◆ EXERCISE DIRECTIONS:
Some lines in the records below may hold the word "contract"; give the number of those lines and nothing else.

------

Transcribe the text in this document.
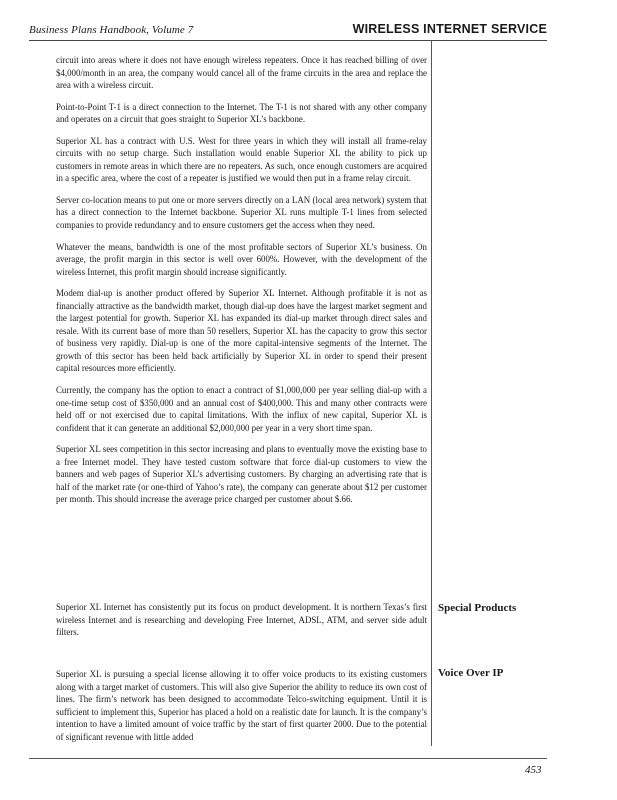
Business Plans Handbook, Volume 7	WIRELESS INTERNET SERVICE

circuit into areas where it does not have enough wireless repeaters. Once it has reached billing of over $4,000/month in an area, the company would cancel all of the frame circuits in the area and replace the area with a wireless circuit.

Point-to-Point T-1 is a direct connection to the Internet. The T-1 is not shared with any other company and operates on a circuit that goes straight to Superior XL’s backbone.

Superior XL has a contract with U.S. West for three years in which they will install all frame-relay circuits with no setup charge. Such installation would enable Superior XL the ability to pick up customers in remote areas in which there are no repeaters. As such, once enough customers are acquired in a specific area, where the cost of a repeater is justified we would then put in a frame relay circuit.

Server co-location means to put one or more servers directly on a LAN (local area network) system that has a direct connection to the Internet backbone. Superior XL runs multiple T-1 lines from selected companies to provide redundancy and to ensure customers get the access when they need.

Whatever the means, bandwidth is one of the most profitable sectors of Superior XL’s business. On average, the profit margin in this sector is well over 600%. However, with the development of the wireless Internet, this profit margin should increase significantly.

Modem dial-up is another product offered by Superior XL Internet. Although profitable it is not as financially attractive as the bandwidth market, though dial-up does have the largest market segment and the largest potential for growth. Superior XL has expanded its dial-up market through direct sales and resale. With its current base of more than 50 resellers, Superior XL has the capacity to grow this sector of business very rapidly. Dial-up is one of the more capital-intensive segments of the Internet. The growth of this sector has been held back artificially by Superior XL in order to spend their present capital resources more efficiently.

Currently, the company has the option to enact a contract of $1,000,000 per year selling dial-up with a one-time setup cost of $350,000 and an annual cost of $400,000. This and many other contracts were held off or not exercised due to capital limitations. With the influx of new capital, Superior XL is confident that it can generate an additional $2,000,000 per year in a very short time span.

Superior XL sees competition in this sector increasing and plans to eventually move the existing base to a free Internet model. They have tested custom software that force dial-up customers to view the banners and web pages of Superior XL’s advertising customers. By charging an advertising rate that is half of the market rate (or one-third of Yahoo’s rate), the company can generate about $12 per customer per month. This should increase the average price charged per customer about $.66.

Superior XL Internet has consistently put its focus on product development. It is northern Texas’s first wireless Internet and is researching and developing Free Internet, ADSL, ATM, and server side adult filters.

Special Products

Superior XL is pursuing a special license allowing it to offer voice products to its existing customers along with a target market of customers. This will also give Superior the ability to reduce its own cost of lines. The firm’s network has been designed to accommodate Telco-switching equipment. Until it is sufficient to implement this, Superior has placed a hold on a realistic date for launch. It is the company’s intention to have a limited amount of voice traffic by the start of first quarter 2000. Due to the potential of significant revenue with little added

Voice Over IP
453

------

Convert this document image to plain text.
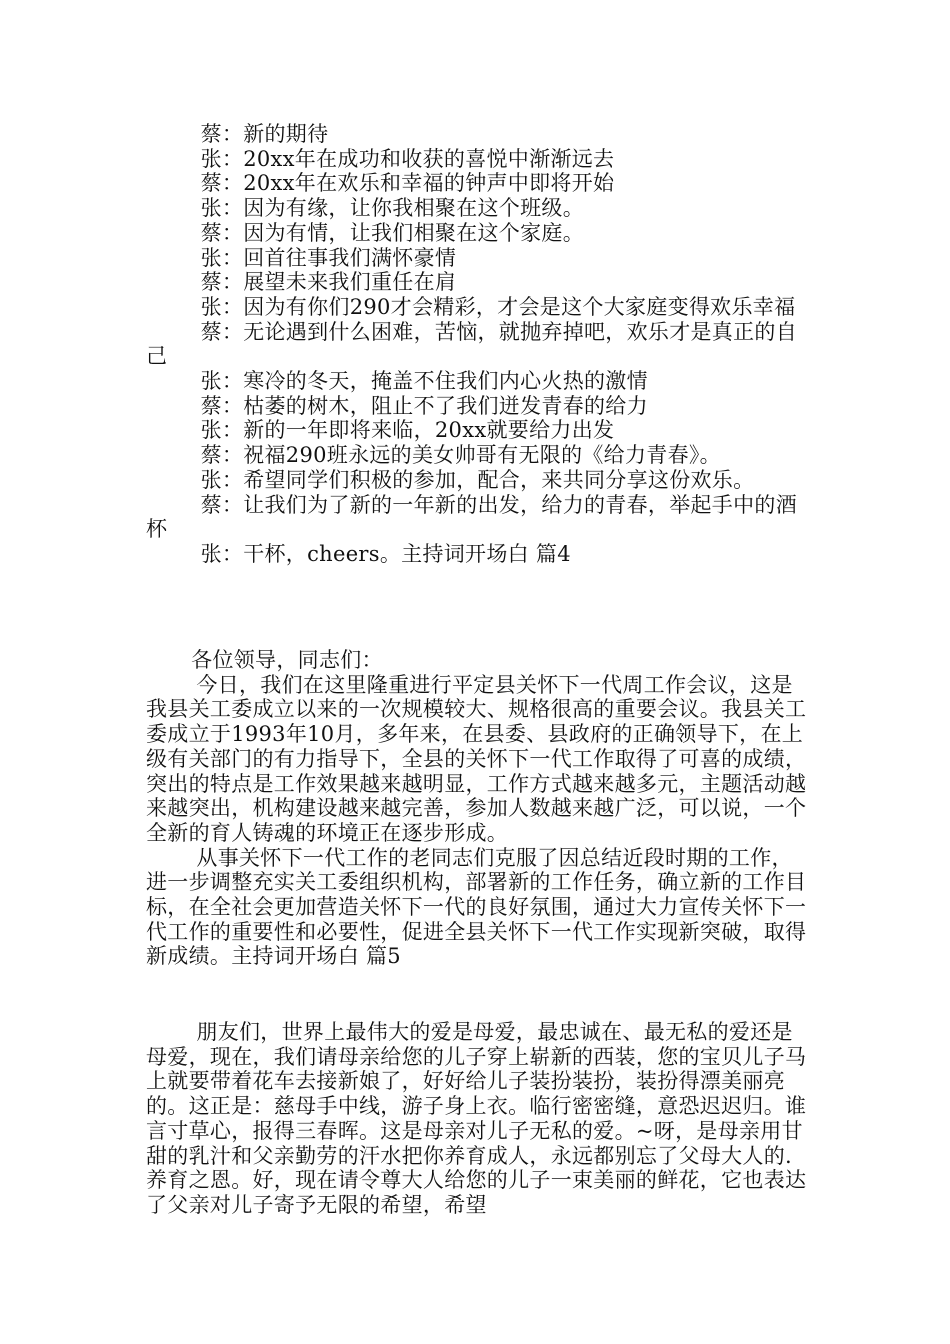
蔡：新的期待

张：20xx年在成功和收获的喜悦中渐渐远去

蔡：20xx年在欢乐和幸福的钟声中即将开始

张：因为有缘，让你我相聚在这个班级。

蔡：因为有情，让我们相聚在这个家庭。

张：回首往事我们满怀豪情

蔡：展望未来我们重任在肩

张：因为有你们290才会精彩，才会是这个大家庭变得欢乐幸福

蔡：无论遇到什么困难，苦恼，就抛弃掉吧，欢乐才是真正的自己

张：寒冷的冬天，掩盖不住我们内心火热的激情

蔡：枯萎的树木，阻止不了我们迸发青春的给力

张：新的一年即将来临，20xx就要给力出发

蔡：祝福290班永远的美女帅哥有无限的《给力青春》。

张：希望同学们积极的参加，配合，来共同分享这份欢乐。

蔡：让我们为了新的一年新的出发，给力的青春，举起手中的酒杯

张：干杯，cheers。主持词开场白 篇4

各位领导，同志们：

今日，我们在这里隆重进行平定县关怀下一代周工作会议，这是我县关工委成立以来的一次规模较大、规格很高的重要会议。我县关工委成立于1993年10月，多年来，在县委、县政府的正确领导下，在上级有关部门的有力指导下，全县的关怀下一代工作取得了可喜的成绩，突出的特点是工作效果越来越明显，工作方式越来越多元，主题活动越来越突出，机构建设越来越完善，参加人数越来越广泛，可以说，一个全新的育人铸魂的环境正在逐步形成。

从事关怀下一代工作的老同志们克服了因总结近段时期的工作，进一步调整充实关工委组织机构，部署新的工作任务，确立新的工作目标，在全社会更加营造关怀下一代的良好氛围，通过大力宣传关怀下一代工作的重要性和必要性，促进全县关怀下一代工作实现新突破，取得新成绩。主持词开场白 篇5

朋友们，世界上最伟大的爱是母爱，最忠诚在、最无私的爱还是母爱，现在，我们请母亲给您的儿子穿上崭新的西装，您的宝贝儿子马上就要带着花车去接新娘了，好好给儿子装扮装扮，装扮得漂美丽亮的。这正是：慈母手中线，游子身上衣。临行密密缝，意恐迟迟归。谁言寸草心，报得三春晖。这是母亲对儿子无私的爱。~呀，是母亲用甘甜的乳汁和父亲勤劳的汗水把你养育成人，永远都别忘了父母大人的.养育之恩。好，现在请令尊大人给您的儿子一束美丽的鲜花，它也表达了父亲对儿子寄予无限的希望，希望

------

◆ SOLUTION FOR THIS PROBLEM:
2